> REQUIRED WORK: From the records, pick out and copy each line containing "JSON".

•••••

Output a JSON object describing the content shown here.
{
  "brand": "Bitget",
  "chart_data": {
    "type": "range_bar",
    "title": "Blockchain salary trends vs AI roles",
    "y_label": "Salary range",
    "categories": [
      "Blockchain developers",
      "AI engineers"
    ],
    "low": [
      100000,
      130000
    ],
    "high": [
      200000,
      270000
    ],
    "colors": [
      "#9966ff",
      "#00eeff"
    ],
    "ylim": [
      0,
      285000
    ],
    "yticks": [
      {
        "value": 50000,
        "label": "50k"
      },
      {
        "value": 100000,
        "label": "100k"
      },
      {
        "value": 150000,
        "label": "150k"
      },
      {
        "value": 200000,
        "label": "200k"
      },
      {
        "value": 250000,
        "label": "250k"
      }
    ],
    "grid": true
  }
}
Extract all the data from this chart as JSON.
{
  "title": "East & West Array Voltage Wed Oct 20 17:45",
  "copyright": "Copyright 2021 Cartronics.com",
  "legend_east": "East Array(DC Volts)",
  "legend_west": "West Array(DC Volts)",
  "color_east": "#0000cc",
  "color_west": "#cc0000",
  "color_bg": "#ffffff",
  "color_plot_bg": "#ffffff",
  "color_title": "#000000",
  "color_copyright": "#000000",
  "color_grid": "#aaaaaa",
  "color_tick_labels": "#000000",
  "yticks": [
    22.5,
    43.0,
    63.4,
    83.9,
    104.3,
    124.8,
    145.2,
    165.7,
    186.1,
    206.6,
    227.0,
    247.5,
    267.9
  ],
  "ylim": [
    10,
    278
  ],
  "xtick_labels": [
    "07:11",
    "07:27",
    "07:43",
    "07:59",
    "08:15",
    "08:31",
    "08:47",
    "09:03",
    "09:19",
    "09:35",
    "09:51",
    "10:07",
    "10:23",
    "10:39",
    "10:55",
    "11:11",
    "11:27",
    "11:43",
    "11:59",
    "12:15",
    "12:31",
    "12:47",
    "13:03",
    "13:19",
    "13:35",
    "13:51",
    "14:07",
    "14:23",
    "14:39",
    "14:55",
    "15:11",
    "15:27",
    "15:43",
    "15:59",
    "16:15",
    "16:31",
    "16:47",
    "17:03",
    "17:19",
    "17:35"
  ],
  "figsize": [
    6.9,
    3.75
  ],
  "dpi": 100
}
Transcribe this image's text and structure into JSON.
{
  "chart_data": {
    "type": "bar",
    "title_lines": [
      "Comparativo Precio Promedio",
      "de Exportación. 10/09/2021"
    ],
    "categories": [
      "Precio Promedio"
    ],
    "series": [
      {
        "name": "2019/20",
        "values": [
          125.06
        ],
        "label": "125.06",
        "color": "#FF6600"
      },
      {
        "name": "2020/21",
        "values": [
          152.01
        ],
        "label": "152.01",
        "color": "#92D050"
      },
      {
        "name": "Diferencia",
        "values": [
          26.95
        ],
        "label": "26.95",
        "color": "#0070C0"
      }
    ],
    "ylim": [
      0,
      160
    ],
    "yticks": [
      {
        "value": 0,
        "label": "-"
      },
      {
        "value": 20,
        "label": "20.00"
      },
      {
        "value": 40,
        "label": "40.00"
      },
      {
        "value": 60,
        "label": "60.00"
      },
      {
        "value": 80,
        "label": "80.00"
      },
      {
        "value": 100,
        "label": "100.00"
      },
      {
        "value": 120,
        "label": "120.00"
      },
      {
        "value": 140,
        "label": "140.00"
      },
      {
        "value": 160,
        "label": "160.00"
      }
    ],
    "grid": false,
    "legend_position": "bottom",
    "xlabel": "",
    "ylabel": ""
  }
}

•••••

> FINAL RESULT:
Output a JSON object describing the content shown here.
Extract all the data from this chart as JSON.
Transcribe this image's text and structure into JSON.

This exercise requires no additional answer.